• _Data records_:
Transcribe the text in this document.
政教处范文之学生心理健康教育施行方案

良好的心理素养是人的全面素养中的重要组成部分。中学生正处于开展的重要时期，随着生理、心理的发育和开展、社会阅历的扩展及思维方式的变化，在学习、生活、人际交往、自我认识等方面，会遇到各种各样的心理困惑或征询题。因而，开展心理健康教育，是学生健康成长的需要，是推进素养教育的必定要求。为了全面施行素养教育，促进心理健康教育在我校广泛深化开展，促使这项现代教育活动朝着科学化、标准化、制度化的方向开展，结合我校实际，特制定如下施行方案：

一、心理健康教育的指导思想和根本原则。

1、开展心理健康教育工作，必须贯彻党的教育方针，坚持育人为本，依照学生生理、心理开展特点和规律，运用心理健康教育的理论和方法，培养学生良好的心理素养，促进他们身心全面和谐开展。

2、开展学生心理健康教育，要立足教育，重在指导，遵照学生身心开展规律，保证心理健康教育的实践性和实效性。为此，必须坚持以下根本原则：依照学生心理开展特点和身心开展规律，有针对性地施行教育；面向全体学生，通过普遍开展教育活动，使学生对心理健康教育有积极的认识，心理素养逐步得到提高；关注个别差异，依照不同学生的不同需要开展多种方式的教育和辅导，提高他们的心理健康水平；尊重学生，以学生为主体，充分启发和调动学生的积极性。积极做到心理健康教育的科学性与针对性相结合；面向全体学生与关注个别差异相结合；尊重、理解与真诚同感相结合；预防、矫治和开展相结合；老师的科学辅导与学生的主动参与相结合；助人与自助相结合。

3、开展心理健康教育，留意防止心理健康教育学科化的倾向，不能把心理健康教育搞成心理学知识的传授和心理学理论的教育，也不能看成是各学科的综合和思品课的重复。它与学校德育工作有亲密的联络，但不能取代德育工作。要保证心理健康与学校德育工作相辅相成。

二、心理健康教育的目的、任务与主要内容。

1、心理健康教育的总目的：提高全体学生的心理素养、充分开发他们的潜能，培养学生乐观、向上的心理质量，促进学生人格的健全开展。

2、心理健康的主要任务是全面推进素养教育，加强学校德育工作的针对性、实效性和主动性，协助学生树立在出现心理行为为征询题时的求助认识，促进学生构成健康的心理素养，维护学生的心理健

• _Challenge_: Please repeat the listing exactly, with nothing left out.

• _Answer_:
Transcribe the text in this document.
政教处范文之学生心理健康教育施行方案

良好的心理素养是人的全面素养中的重要组成部分。中学生正处于开展的重要时期，随着生理、心理的发育和开展、社会阅历的扩展及思维方式的变化，在学习、生活、人际交往、自我认识等方面，会遇到各种各样的心理困惑或征询题。因而，开展心理健康教育，是学生健康成长的需要，是推进素养教育的必定要求。为了全面施行素养教育，促进心理健康教育在我校广泛深化开展，促使这项现代教育活动朝着科学化、标准化、制度化的方向开展，结合我校实际，特制定如下施行方案：

一、心理健康教育的指导思想和根本原则。

1、开展心理健康教育工作，必须贯彻党的教育方针，坚持育人为本，依照学生生理、心理开展特点和规律，运用心理健康教育的理论和方法，培养学生良好的心理素养，促进他们身心全面和谐开展。

2、开展学生心理健康教育，要立足教育，重在指导，遵照学生身心开展规律，保证心理健康教育的实践性和实效性。为此，必须坚持以下根本原则：依照学生心理开展特点和身心开展规律，有针对性地施行教育；面向全体学生，通过普遍开展教育活动，使学生对心理健康教育有积极的认识，心理素养逐步得到提高；关注个别差异，依照不同学生的不同需要开展多种方式的教育和辅导，提高他们的心理健康水平；尊重学生，以学生为主体，充分启发和调动学生的积极性。积极做到心理健康教育的科学性与针对性相结合；面向全体学生与关注个别差异相结合；尊重、理解与真诚同感相结合；预防、矫治和开展相结合；老师的科学辅导与学生的主动参与相结合；助人与自助相结合。

3、开展心理健康教育，留意防止心理健康教育学科化的倾向，不能把心理健康教育搞成心理学知识的传授和心理学理论的教育，也不能看成是各学科的综合和思品课的重复。它与学校德育工作有亲密的联络，但不能取代德育工作。要保证心理健康与学校德育工作相辅相成。

二、心理健康教育的目的、任务与主要内容。

1、心理健康教育的总目的：提高全体学生的心理素养、充分开发他们的潜能，培养学生乐观、向上的心理质量，促进学生人格的健全开展。

2、心理健康的主要任务是全面推进素养教育，加强学校德育工作的针对性、实效性和主动性，协助学生树立在出现心理行为为征询题时的求助认识，促进学生构成健康的心理素养，维护学生的心理健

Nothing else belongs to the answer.